_Problem statement_
Copy each line with the word "caption" in it.

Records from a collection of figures
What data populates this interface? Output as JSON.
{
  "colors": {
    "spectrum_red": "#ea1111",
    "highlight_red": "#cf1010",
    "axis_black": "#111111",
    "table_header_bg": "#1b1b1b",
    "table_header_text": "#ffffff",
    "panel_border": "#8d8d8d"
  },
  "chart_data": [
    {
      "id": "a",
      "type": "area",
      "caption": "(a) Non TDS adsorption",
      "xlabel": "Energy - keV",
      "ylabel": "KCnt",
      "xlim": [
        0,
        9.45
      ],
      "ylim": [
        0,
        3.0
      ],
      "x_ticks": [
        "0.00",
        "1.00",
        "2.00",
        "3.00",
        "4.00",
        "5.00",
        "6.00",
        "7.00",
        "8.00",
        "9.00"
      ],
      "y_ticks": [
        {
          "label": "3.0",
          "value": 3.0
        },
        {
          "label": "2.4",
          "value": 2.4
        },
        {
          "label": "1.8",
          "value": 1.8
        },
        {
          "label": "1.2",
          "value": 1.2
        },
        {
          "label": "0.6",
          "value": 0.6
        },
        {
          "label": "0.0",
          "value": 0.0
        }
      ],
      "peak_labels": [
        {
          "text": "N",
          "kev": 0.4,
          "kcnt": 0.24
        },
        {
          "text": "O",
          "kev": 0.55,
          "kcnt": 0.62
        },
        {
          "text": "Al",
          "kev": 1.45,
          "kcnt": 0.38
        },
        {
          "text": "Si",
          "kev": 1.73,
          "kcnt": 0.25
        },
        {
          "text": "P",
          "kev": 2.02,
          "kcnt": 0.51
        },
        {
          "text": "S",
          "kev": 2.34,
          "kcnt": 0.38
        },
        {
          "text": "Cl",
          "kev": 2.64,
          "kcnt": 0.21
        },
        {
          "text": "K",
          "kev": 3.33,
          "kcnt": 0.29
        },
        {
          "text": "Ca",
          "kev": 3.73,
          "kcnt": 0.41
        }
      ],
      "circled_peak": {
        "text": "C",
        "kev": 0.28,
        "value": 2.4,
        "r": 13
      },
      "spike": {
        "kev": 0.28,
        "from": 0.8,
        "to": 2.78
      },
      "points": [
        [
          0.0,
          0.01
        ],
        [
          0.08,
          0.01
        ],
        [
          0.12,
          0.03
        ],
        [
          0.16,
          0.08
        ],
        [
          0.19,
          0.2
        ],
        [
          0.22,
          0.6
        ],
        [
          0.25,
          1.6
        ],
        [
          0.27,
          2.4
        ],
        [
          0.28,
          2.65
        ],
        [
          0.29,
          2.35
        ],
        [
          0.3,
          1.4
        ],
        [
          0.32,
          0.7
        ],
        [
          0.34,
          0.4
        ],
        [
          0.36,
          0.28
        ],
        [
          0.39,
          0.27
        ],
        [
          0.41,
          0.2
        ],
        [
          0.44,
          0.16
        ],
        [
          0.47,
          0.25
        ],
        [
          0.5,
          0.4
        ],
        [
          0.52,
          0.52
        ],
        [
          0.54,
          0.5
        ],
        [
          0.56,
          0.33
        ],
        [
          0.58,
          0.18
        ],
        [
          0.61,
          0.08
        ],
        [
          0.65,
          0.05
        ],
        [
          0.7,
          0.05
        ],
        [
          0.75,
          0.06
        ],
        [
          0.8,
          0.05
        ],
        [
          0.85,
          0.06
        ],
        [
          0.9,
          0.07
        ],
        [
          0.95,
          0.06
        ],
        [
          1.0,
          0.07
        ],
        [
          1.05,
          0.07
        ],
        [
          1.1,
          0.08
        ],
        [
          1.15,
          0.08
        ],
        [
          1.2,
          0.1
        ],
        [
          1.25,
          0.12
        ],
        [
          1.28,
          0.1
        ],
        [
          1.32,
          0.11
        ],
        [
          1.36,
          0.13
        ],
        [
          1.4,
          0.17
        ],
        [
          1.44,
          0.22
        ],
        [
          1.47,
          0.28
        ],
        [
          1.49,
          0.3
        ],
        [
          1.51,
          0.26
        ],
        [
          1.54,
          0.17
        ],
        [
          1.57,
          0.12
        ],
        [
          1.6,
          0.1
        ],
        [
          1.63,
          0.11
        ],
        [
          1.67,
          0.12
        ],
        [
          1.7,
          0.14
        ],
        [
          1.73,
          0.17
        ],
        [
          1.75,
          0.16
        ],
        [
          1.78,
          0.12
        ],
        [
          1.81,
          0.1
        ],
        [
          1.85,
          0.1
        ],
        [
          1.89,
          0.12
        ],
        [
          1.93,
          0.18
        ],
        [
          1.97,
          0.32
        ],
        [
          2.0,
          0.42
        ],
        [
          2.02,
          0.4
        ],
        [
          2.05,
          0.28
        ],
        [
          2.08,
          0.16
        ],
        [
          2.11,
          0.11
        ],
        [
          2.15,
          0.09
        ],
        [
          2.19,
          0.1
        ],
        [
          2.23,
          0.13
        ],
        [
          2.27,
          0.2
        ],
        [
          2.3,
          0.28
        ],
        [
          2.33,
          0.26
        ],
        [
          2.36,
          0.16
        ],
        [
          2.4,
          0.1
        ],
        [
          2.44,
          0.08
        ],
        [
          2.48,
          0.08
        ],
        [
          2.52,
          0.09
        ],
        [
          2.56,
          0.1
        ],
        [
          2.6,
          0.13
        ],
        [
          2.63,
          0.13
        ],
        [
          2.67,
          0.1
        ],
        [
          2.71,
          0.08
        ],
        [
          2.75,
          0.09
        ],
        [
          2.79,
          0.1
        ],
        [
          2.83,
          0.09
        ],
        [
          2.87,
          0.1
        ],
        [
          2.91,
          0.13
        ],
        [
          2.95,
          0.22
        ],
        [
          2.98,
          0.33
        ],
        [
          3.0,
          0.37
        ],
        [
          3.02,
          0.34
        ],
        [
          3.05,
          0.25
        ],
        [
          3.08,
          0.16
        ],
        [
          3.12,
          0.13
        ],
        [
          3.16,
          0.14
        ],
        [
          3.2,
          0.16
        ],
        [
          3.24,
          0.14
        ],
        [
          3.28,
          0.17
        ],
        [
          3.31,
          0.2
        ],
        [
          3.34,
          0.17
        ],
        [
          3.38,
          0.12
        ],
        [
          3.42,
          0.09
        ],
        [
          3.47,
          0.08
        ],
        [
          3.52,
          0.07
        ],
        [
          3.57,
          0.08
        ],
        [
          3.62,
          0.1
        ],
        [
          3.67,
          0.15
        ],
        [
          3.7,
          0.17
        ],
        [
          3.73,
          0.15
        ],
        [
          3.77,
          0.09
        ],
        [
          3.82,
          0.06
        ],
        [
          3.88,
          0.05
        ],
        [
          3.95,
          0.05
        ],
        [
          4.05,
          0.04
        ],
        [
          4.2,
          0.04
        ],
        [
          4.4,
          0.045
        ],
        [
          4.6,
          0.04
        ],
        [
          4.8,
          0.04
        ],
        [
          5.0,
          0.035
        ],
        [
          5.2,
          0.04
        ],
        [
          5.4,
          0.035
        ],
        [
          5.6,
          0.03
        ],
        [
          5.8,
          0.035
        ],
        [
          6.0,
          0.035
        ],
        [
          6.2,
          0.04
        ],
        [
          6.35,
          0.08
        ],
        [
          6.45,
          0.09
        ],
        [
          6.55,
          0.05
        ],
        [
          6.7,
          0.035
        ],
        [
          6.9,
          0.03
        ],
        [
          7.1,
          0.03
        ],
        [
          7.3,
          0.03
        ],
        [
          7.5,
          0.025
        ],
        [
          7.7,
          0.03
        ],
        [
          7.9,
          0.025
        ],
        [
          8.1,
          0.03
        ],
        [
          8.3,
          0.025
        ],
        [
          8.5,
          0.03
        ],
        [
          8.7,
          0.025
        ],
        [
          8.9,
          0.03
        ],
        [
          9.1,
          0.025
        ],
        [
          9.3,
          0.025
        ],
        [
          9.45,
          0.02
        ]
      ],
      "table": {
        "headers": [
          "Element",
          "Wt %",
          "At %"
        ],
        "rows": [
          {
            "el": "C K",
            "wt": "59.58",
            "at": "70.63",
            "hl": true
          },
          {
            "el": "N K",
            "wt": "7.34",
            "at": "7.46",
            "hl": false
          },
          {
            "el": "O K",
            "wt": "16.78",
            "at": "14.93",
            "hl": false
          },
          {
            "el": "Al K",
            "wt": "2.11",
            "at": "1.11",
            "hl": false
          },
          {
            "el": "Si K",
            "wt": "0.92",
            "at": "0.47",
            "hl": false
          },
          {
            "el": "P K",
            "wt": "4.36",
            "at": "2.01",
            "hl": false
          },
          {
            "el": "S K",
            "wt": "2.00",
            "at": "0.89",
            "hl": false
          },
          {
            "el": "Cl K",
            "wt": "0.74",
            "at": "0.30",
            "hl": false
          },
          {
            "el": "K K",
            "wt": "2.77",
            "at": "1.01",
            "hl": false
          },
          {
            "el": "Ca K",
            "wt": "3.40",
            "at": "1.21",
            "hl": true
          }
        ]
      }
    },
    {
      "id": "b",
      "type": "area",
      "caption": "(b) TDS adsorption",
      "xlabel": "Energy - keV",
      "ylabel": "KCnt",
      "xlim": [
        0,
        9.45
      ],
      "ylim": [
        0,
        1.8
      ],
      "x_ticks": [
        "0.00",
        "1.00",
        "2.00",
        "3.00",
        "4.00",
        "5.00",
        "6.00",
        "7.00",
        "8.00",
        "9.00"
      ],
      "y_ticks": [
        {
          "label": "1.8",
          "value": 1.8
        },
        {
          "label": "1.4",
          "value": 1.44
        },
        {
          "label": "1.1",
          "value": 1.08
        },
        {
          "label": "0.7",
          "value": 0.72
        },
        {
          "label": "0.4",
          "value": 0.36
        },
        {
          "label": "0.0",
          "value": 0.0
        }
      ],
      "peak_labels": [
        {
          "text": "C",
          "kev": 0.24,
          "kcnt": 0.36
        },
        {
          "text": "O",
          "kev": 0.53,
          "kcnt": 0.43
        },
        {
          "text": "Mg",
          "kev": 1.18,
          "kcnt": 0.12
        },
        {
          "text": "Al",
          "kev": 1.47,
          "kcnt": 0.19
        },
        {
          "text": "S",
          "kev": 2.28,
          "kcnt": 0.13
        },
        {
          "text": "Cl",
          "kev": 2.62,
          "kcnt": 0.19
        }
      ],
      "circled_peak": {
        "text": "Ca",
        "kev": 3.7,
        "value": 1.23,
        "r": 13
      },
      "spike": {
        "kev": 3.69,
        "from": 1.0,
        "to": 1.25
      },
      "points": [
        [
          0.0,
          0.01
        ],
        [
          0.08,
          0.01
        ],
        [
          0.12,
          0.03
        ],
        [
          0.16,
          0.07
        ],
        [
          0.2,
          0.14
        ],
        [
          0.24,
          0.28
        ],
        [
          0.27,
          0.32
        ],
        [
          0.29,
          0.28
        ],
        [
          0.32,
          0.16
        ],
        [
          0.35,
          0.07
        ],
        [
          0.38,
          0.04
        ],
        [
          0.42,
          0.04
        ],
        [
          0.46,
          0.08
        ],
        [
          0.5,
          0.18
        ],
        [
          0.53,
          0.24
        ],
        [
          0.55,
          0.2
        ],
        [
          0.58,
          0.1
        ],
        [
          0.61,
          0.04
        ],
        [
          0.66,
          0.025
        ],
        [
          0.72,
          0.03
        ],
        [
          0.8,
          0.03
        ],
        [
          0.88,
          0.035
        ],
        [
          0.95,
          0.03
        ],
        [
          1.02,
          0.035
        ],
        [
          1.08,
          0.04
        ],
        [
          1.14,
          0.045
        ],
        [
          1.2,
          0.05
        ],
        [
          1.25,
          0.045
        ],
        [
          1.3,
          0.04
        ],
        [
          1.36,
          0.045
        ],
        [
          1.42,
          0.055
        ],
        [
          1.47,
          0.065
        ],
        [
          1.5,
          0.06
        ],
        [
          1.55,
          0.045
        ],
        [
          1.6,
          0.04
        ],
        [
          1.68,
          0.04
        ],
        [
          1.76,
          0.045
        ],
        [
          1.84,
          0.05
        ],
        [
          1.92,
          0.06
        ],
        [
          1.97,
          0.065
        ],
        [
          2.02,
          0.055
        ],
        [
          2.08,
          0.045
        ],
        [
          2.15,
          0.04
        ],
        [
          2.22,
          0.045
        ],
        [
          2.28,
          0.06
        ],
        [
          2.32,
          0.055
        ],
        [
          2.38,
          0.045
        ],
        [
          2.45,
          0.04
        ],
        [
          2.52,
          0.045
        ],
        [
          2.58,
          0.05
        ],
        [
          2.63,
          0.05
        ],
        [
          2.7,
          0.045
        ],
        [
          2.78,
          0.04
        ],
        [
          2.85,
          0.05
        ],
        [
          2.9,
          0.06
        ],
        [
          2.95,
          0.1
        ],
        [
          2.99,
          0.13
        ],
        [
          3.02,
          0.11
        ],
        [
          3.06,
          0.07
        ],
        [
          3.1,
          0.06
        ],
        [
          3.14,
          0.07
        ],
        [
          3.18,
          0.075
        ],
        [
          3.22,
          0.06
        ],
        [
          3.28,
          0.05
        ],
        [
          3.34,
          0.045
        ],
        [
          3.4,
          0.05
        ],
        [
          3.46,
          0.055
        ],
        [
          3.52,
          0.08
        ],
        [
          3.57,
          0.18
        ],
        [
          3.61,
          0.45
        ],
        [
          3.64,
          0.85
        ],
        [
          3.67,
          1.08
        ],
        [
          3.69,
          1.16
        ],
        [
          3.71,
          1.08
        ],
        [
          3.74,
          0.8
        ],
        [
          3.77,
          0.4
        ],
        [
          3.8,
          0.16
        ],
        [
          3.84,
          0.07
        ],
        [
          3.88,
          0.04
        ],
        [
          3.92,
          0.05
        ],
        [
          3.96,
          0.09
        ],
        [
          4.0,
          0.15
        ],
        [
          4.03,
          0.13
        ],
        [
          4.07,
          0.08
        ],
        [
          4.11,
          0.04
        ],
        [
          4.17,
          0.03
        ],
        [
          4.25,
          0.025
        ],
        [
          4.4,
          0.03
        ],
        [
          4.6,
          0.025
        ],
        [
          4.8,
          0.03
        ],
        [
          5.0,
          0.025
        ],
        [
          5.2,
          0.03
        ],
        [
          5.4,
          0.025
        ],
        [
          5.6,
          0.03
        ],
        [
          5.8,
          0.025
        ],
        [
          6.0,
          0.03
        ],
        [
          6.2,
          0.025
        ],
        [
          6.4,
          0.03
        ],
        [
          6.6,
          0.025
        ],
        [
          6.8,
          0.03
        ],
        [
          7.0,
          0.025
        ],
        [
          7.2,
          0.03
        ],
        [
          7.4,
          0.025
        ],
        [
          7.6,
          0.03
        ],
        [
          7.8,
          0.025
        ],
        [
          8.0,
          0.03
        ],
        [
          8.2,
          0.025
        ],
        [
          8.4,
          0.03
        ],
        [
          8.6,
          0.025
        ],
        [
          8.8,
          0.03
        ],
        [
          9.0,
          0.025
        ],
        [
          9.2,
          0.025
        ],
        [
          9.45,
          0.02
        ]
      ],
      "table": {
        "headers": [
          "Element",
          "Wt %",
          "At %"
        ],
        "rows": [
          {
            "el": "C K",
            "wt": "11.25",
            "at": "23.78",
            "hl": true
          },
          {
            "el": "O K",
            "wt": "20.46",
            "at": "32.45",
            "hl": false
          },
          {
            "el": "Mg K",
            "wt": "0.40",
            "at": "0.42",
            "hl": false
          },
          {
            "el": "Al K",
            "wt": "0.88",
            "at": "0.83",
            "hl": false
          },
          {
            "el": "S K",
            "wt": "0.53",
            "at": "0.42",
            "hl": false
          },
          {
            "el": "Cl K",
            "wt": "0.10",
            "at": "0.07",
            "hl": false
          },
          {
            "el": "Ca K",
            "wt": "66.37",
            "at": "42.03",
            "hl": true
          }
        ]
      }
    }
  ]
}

_Exercise solution_
      "caption": "(a) Non TDS adsorption",
      "caption": "(b) TDS adsorption",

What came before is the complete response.